◆ Your task ◆
Starting at the top line, print the entries below exactly as they are and skip every picture.

◆ Provided data ◆
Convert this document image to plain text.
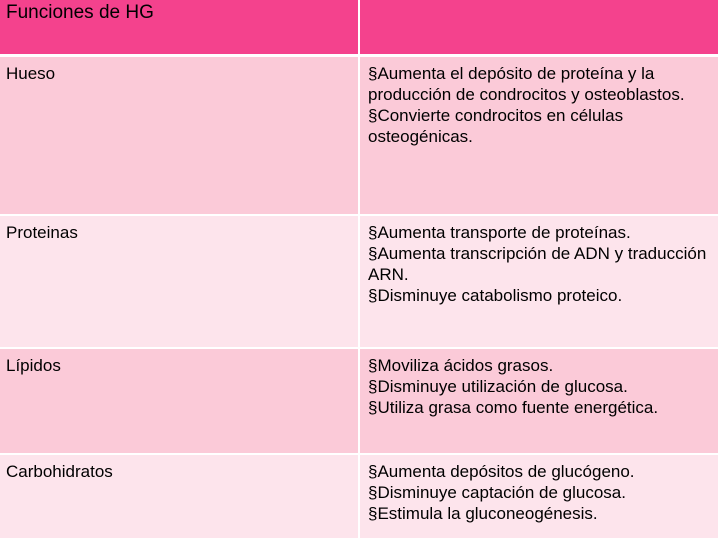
Funciones de HG
Hueso	§Aumenta el depósito de proteína y la producción de condrocitos y osteoblastos.
§Convierte condrocitos en células osteogénicas.
Proteinas	§Aumenta transporte de proteínas.
§Aumenta transcripción de ADN y traducción ARN.
§Disminuye catabolismo proteico.
Lípidos	§Moviliza ácidos grasos.
§Disminuye utilización de glucosa.
§Utiliza grasa como fuente energética.
Carbohidratos	§Aumenta depósitos de glucógeno.
§Disminuye captación de glucosa.
§Estimula la gluconeogénesis.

◆ Answer space ◆
Convert this document image to plain text.
Funciones de HG
Hueso	§Aumenta el depósito de proteína y la producción de condrocitos y osteoblastos.
§Convierte condrocitos en células osteogénicas.
Proteinas	§Aumenta transporte de proteínas.
§Aumenta transcripción de ADN y traducción ARN.
§Disminuye catabolismo proteico.
Lípidos	§Moviliza ácidos grasos.
§Disminuye utilización de glucosa.
§Utiliza grasa como fuente energética.
Carbohidratos	§Aumenta depósitos de glucógeno.
§Disminuye captación de glucosa.
§Estimula la gluconeogénesis.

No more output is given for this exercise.